--- begin READING PASSAGE ---

Written by Arjun Gheewala
6 years ago, it started out as a disruptive platform for sharing temporary pictures.
It evolved to diversify its services with face-tracking and geofilters that aided in building a steady revenue stream. It eventually carved out its own market of messaging-based social media.
And on March 2nd, led by Morgan Stanley and Goldman Sachs, it went public.
Snapchat’s — we should say Snap Inc. — IPO values the messaging app at $24 billion dollars, though, only about 10% of that value was offered in equity. The $2.3 billion Snap will help foster its future technological developments and operational activities. Snap’s valuation bears semblance to large cap companies like Royal Caribbean, Tata General, and AutoZone. However, the application reflects a growing trend: the dramatic emergence of asset light business models.
One of Silicon Valley’s “decacorns,” Snap Inc. shares this title with companies such as Airbnb and Uber. These companies tout multi-billion dollar valuations with minimal assets on their books. Apart from being the first-mover in the temporary image messaging space and holding 46 patents in various associated technologies it developed, Snap Inc. owns no tangible assets. And Snap is only one of many such examples in Silicon Valley. Consequently, assessing an accurate value of the company against next to zero assets is becoming a challenge for both investment banks and valuation gurus alike. Following a company’s exposure to the market, the value of the company’s equity primarily relies on protecting underlying technologies, brand value and most importantly, the stability of the network effect.

--- end READING PASSAGE ---
--- begin SUPPLIED RECORDS ---

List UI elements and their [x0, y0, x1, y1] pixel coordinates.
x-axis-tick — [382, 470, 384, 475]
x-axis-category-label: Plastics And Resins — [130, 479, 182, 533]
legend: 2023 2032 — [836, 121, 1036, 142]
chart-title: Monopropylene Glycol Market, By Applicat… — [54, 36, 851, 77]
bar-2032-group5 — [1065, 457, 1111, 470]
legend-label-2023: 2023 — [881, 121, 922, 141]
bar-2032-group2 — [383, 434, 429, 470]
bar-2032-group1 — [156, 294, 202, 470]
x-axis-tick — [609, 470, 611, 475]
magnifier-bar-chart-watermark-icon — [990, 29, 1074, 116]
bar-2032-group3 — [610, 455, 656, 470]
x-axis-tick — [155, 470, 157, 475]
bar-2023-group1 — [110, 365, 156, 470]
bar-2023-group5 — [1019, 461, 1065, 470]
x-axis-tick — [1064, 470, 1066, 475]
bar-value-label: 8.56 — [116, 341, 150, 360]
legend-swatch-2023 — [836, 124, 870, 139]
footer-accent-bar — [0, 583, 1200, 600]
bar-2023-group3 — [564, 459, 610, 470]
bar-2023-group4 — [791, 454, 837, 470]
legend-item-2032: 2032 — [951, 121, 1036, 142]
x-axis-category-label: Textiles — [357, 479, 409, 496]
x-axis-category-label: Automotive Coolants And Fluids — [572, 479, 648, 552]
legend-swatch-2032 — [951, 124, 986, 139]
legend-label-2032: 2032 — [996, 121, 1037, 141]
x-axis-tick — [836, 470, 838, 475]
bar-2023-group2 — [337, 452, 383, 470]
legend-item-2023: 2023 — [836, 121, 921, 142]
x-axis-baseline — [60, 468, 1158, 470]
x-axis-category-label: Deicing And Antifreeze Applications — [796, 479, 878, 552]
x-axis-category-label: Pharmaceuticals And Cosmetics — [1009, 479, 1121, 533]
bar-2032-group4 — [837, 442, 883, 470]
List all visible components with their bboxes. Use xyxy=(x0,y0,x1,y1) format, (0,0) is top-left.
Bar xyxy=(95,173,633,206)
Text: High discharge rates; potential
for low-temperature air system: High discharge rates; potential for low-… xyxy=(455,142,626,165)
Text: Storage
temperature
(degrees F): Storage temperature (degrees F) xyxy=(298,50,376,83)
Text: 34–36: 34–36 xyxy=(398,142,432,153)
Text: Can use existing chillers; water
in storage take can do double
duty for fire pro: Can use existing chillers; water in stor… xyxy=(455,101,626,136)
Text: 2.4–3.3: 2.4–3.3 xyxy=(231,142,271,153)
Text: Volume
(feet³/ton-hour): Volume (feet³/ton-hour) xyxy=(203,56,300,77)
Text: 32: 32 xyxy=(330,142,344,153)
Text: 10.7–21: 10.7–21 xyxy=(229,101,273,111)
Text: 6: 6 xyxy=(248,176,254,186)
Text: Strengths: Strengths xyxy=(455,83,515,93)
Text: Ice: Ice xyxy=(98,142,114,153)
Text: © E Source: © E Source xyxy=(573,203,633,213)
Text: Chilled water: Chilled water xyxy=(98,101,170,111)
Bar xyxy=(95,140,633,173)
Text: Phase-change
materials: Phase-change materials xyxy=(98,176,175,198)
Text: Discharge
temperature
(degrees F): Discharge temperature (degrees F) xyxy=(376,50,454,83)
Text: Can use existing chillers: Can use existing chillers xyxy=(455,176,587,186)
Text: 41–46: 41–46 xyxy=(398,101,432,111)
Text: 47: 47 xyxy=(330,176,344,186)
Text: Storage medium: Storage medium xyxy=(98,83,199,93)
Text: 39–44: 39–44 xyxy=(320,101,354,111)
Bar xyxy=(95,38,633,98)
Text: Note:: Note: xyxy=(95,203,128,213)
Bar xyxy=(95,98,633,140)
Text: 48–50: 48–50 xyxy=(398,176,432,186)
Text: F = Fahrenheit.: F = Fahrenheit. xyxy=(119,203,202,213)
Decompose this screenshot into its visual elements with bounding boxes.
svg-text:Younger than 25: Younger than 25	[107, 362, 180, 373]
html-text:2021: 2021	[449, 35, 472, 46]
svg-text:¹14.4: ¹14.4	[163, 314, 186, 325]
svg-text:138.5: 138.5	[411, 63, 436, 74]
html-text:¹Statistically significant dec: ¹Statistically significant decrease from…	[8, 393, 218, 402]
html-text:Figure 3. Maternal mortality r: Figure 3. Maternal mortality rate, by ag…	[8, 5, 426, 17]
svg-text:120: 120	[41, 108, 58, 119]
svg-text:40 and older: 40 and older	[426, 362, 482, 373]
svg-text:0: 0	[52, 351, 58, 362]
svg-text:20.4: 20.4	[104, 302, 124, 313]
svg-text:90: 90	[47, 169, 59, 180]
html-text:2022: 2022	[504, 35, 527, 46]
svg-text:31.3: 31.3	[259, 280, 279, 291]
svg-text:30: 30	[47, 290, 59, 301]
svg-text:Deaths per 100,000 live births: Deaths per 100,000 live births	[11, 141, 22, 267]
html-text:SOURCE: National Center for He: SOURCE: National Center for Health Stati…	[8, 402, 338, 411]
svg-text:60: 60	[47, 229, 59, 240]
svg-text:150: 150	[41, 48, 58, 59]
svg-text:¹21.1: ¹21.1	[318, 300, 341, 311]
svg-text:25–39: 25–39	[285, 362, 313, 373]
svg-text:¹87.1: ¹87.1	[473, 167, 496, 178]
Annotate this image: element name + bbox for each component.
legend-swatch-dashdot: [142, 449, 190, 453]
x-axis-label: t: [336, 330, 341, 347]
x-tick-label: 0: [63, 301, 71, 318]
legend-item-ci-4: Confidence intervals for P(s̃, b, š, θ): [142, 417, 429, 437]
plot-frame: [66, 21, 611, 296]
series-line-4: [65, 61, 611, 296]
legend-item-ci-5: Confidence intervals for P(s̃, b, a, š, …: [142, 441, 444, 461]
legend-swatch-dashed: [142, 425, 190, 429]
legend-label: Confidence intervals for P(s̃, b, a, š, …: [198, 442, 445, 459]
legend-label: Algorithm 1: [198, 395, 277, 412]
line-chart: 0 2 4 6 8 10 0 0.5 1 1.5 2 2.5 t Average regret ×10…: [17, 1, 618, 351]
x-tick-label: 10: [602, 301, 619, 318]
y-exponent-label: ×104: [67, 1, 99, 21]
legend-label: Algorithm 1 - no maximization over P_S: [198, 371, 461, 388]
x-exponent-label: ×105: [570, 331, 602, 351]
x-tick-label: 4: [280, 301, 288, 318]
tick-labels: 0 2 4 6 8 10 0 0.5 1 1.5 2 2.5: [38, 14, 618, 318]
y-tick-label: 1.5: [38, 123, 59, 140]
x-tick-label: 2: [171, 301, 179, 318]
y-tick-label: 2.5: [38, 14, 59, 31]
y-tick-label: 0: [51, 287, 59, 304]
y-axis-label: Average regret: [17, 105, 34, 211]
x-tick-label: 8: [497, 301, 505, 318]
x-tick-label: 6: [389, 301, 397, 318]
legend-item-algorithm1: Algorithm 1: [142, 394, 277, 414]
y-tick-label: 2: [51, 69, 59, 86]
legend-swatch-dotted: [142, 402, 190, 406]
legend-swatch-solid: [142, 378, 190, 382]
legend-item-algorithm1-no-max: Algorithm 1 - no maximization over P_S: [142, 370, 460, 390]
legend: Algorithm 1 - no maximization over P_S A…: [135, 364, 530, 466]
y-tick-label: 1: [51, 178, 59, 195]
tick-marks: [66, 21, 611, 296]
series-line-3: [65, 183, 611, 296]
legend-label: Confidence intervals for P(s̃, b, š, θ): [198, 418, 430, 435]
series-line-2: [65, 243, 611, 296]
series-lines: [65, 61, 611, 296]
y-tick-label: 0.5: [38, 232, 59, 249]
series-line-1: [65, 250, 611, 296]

--- end SUPPLIED RECORDS ---

TASK A
Give the entries as a numbered list, from their first line through the line containing "duty for fire", leaving out any blank lines.
TASK B
Carry the article about Snap Inc.'s public offering and asset-light valuation forward from where it stops.

EXERCISE OUTPUT A
1. List UI elements and their [x0, y0, x1, y1] pixel coordinates.
2. x-axis-tick — [382, 470, 384, 475]
3. x-axis-category-label: Plastics And Resins — [130, 479, 182, 533]
4. legend: 2023 2032 — [836, 121, 1036, 142]
5. chart-title: Monopropylene Glycol Market, By Applicat… — [54, 36, 851, 77]
6. bar-2032-group5 — [1065, 457, 1111, 470]
7. legend-label-2023: 2023 — [881, 121, 922, 141]
8. bar-2032-group2 — [383, 434, 429, 470]
9. bar-2032-group1 — [156, 294, 202, 470]
10. x-axis-tick — [609, 470, 611, 475]
11. magnifier-bar-chart-watermark-icon — [990, 29, 1074, 116]
12. bar-2032-group3 — [610, 455, 656, 470]
13. x-axis-tick — [155, 470, 157, 475]
14. bar-2023-group1 — [110, 365, 156, 470]
15. bar-2023-group5 — [1019, 461, 1065, 470]
16. x-axis-tick — [1064, 470, 1066, 475]
17. bar-value-label: 8.56 — [116, 341, 150, 360]
18. legend-swatch-2023 — [836, 124, 870, 139]
19. footer-accent-bar — [0, 583, 1200, 600]
20. bar-2023-group3 — [564, 459, 610, 470]
21. bar-2023-group4 — [791, 454, 837, 470]
22. legend-item-2032: 2032 — [951, 121, 1036, 142]
23. x-axis-category-label: Textiles — [357, 479, 409, 496]
24. x-axis-category-label: Automotive Coolants And Fluids — [572, 479, 648, 552]
25. legend-swatch-2032 — [951, 124, 986, 139]
26. legend-label-2032: 2032 — [996, 121, 1037, 141]
27. x-axis-tick — [836, 470, 838, 475]
28. bar-2023-group2 — [337, 452, 383, 470]
29. legend-item-2023: 2023 — [836, 121, 921, 142]
30. x-axis-baseline — [60, 468, 1158, 470]
31. x-axis-category-label: Deicing And Antifreeze Applications — [796, 479, 878, 552]
32. x-axis-category-label: Pharmaceuticals And Cosmetics — [1009, 479, 1121, 533]
33. bar-2032-group4 — [837, 442, 883, 470]
34. List all visible components with their bboxes. Use xyxy=(x0,y0,x1,y1) format, (0,0) is top-left.
35. Bar xyxy=(95,173,633,206)
36. Text: High discharge rates; potential
37. for low-temperature air system: High discharge rates; potential for low-… xyxy=(455,142,626,165)
38. Text: Storage
39. temperature
40. (degrees F): Storage temperature (degrees F) xyxy=(298,50,376,83)
41. Text: 34–36: 34–36 xyxy=(398,142,432,153)
42. Text: Can use existing chillers; water
43. in storage take can do double
44. duty for fire pro: Can use existing chillers; water in stor… xyxy=(455,101,626,136)

EXERCISE OUTPUT B
The network effect is a demand-driven theory that was born in the early 1900s alongside the telephone. The phenomenon argues that a product’s value is codependent on the number of users it has. When the telephone became a mainstream reality, every new user implicitly made the telephone more attractive without necessarily intending to do so. More users equated to greater product value. The resulting bandwagon effect encourages more users to the platform, increasing the company’s value. Today, SaaS companies can leverage value from their underlying user base, creating a tangible asset. Snap Inc.’s valuation is based on the same logic.
After the technology company’s characteristically inflated post-IPO uptick, Snap Inc. experienced a sudden drop that devalued the company by $7 billion. Facebook’s global launch of Snapchat-like features on its popular instant messaging platform Messenger brought Snap Inc.’s excitement to a sudden halt. If Facebook could conjure up the same features as Snapchat in little over 5 months, how can Snap defend its platform?
Investor fear of Snapchat’s impending expiry date drove shares below IPO, reminiscent of Twitter’s experience during its own IPO in 2013. Promising strong return on investment with revenue bolstered by a loyal user base who swears by the 140 character posts, Twitter’s IPO took off like a bullet.
The initial response was fueled by months of hype and memories of the riches many investors earned from Facebook’s IPO not long before. But a focused look at its revenue revealed it wasn’t profitable, not even close. Shares plummeted and currently trade at just around 20% of the price trading at days post-IPO (in dollar values, Twitter was worth $37.95B at its peak and is now worth $11.08B). An ongoing struggle for Twitter to monetize its platform has plateaued the stock’s value at around $15. But Snap Inc. has a promising wildcard.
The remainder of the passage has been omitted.